-- Begin --
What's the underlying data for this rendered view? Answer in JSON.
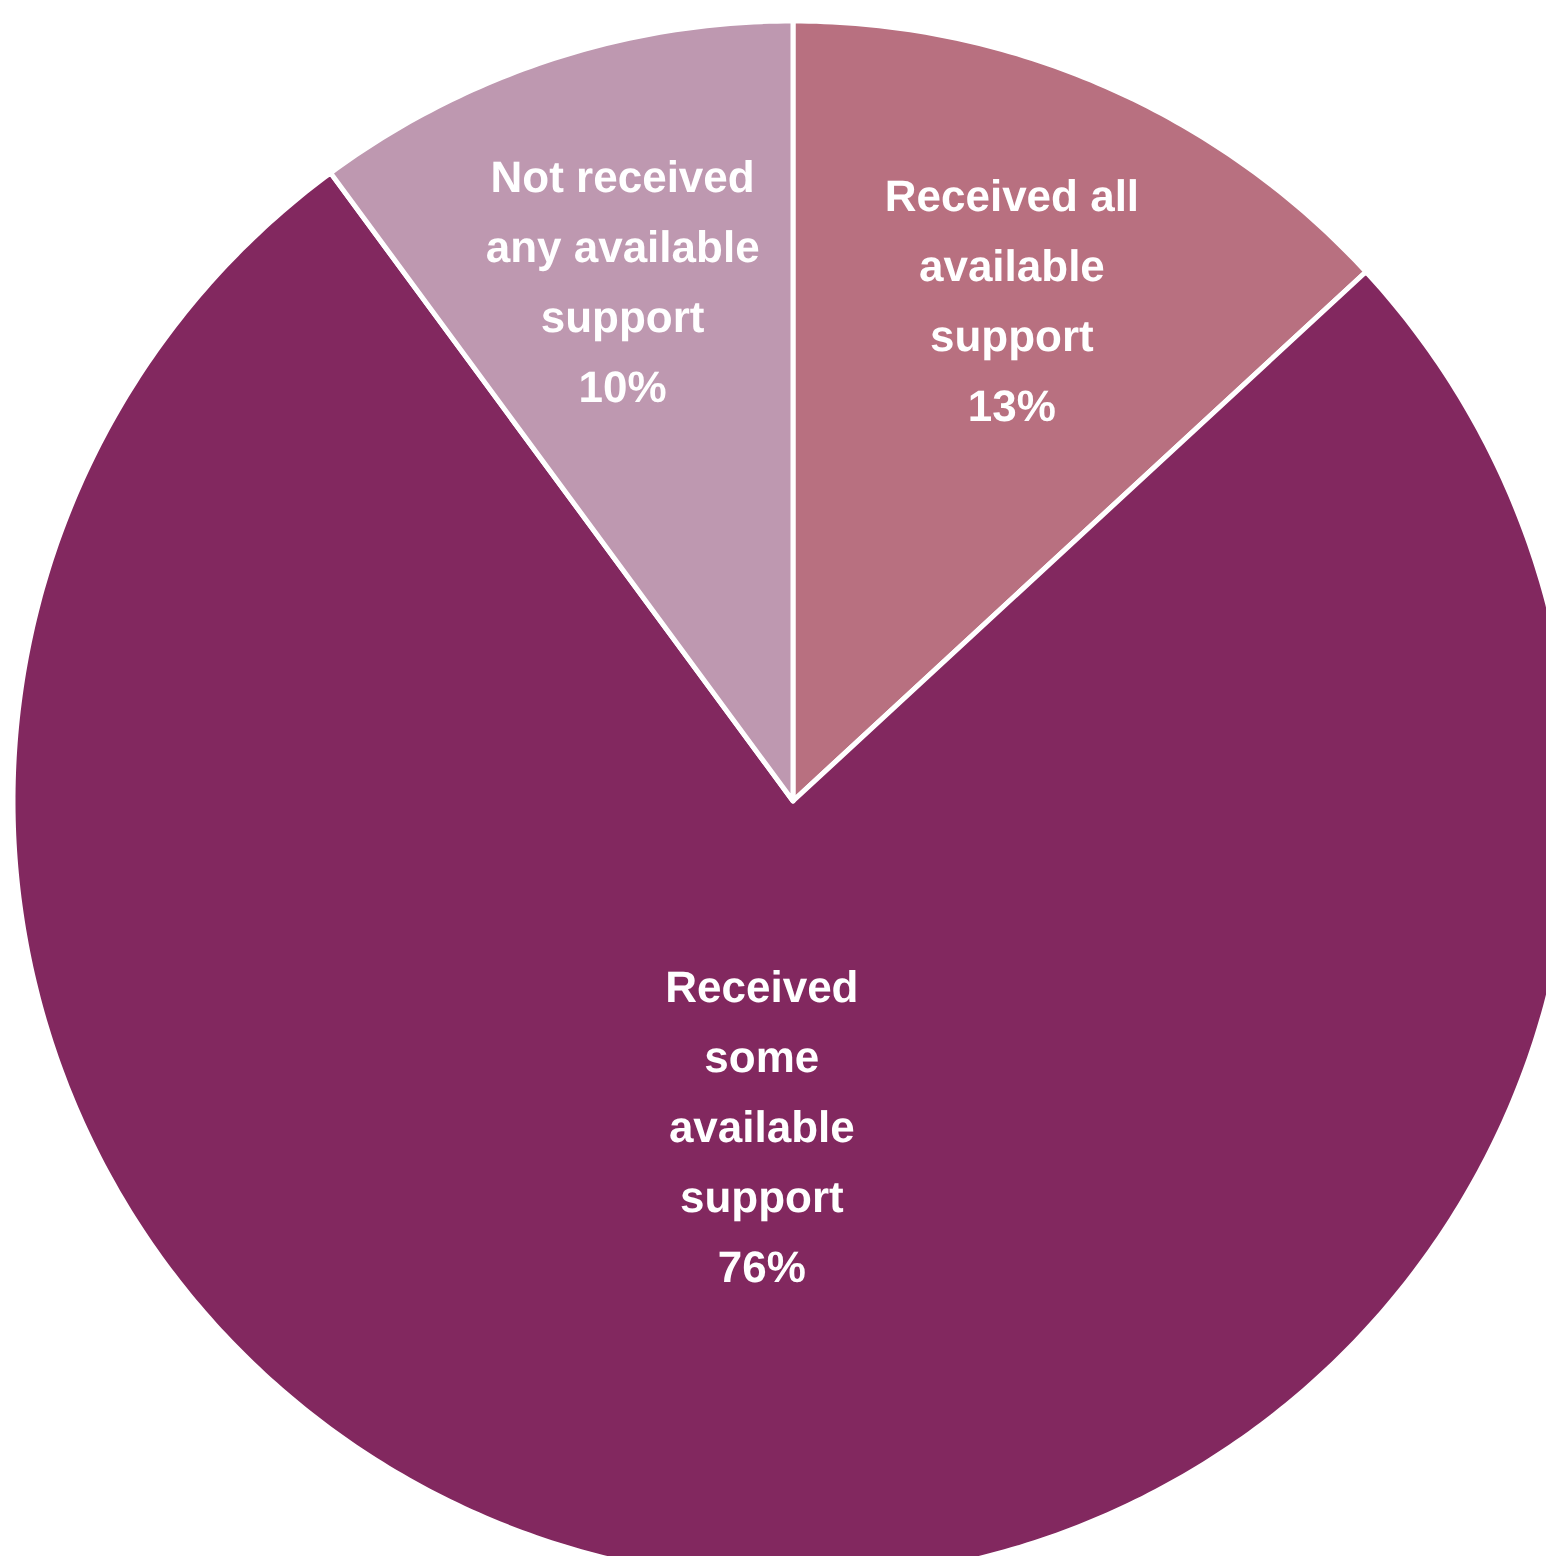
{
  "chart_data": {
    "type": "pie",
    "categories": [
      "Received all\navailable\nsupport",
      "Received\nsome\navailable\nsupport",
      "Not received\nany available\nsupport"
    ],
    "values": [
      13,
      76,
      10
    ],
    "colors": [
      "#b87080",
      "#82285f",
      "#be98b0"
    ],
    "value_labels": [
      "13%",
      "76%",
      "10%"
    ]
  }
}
-- End --
- [Instruction]: Generate a word-for-word copy of the preceding records, excluding all pictures.

- [Result of this exercise]:
What's the underlying data for this rendered view? Answer in JSON.
{
  "chart_data": {
    "type": "pie",
    "categories": [
      "Received all\navailable\nsupport",
      "Received\nsome\navailable\nsupport",
      "Not received\nany available\nsupport"
    ],
    "values": [
      13,
      76,
      10
    ],
    "colors": [
      "#b87080",
      "#82285f",
      "#be98b0"
    ],
    "value_labels": [
      "13%",
      "76%",
      "10%"
    ]
  }
}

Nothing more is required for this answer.